▸ **Written task**
Would you return all of this data exactly, leaving nothing out?

Stored data:
(begin)

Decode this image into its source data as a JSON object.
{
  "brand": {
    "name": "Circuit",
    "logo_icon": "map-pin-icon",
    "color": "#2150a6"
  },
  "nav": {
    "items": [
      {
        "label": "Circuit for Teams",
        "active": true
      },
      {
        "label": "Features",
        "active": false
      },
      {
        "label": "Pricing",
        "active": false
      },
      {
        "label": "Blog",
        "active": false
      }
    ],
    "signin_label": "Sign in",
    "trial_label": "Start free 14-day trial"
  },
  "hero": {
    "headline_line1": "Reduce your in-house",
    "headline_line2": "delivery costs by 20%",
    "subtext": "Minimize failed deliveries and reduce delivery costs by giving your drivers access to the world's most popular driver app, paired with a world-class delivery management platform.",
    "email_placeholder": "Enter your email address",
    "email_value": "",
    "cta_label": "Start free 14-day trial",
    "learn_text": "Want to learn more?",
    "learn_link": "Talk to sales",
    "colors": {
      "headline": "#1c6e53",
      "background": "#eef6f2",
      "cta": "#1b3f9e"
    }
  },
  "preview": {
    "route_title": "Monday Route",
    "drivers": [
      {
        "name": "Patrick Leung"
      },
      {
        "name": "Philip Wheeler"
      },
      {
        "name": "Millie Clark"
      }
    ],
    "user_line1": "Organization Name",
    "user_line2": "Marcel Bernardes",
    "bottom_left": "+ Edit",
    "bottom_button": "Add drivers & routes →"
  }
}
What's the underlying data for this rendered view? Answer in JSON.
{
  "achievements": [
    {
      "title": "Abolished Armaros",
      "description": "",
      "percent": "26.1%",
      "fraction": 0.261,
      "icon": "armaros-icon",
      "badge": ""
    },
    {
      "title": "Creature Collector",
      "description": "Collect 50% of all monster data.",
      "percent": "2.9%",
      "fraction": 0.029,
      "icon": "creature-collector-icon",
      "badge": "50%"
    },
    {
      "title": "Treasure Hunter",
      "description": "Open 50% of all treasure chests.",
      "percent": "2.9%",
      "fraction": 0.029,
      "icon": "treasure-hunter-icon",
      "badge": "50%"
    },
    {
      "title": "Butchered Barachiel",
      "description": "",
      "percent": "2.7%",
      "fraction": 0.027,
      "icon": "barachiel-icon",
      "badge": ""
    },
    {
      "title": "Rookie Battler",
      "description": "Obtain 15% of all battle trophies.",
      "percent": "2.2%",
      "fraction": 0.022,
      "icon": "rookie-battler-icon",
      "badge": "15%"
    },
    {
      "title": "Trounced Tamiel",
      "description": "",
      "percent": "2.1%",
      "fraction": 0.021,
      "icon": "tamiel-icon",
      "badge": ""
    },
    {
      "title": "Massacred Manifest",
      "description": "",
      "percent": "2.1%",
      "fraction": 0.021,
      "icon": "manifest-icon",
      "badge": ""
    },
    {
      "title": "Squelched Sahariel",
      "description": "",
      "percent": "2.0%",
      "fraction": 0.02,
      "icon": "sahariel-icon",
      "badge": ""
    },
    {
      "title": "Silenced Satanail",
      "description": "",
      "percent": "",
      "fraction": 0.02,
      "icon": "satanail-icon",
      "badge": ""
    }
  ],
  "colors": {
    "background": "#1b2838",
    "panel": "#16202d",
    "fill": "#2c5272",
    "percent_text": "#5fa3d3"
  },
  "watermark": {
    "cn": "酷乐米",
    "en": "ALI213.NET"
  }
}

(end)

▸ **Task output**
Decode this image into its source data as a JSON object.
{
  "brand": {
    "name": "Circuit",
    "logo_icon": "map-pin-icon",
    "color": "#2150a6"
  },
  "nav": {
    "items": [
      {
        "label": "Circuit for Teams",
        "active": true
      },
      {
        "label": "Features",
        "active": false
      },
      {
        "label": "Pricing",
        "active": false
      },
      {
        "label": "Blog",
        "active": false
      }
    ],
    "signin_label": "Sign in",
    "trial_label": "Start free 14-day trial"
  },
  "hero": {
    "headline_line1": "Reduce your in-house",
    "headline_line2": "delivery costs by 20%",
    "subtext": "Minimize failed deliveries and reduce delivery costs by giving your drivers access to the world's most popular driver app, paired with a world-class delivery management platform.",
    "email_placeholder": "Enter your email address",
    "email_value": "",
    "cta_label": "Start free 14-day trial",
    "learn_text": "Want to learn more?",
    "learn_link": "Talk to sales",
    "colors": {
      "headline": "#1c6e53",
      "background": "#eef6f2",
      "cta": "#1b3f9e"
    }
  },
  "preview": {
    "route_title": "Monday Route",
    "drivers": [
      {
        "name": "Patrick Leung"
      },
      {
        "name": "Philip Wheeler"
      },
      {
        "name": "Millie Clark"
      }
    ],
    "user_line1": "Organization Name",
    "user_line2": "Marcel Bernardes",
    "bottom_left": "+ Edit",
    "bottom_button": "Add drivers & routes →"
  }
}
What's the underlying data for this rendered view? Answer in JSON.
{
  "achievements": [
    {
      "title": "Abolished Armaros",
      "description": "",
      "percent": "26.1%",
      "fraction": 0.261,
      "icon": "armaros-icon",
      "badge": ""
    },
    {
      "title": "Creature Collector",
      "description": "Collect 50% of all monster data.",
      "percent": "2.9%",
      "fraction": 0.029,
      "icon": "creature-collector-icon",
      "badge": "50%"
    },
    {
      "title": "Treasure Hunter",
      "description": "Open 50% of all treasure chests.",
      "percent": "2.9%",
      "fraction": 0.029,
      "icon": "treasure-hunter-icon",
      "badge": "50%"
    },
    {
      "title": "Butchered Barachiel",
      "description": "",
      "percent": "2.7%",
      "fraction": 0.027,
      "icon": "barachiel-icon",
      "badge": ""
    },
    {
      "title": "Rookie Battler",
      "description": "Obtain 15% of all battle trophies.",
      "percent": "2.2%",
      "fraction": 0.022,
      "icon": "rookie-battler-icon",
      "badge": "15%"
    },
    {
      "title": "Trounced Tamiel",
      "description": "",
      "percent": "2.1%",
      "fraction": 0.021,
      "icon": "tamiel-icon",
      "badge": ""
    },
    {
      "title": "Massacred Manifest",
      "description": "",
      "percent": "2.1%",
      "fraction": 0.021,
      "icon": "manifest-icon",
      "badge": ""
    },
    {
      "title": "Squelched Sahariel",
      "description": "",
      "percent": "2.0%",
      "fraction": 0.02,
      "icon": "sahariel-icon",
      "badge": ""
    },
    {
      "title": "Silenced Satanail",
      "description": "",
      "percent": "",
      "fraction": 0.02,
      "icon": "satanail-icon",
      "badge": ""
    }
  ],
  "colors": {
    "background": "#1b2838",
    "panel": "#16202d",
    "fill": "#2c5272",
    "percent_text": "#5fa3d3"
  },
  "watermark": {
    "cn": "酷乐米",
    "en": "ALI213.NET"
  }
}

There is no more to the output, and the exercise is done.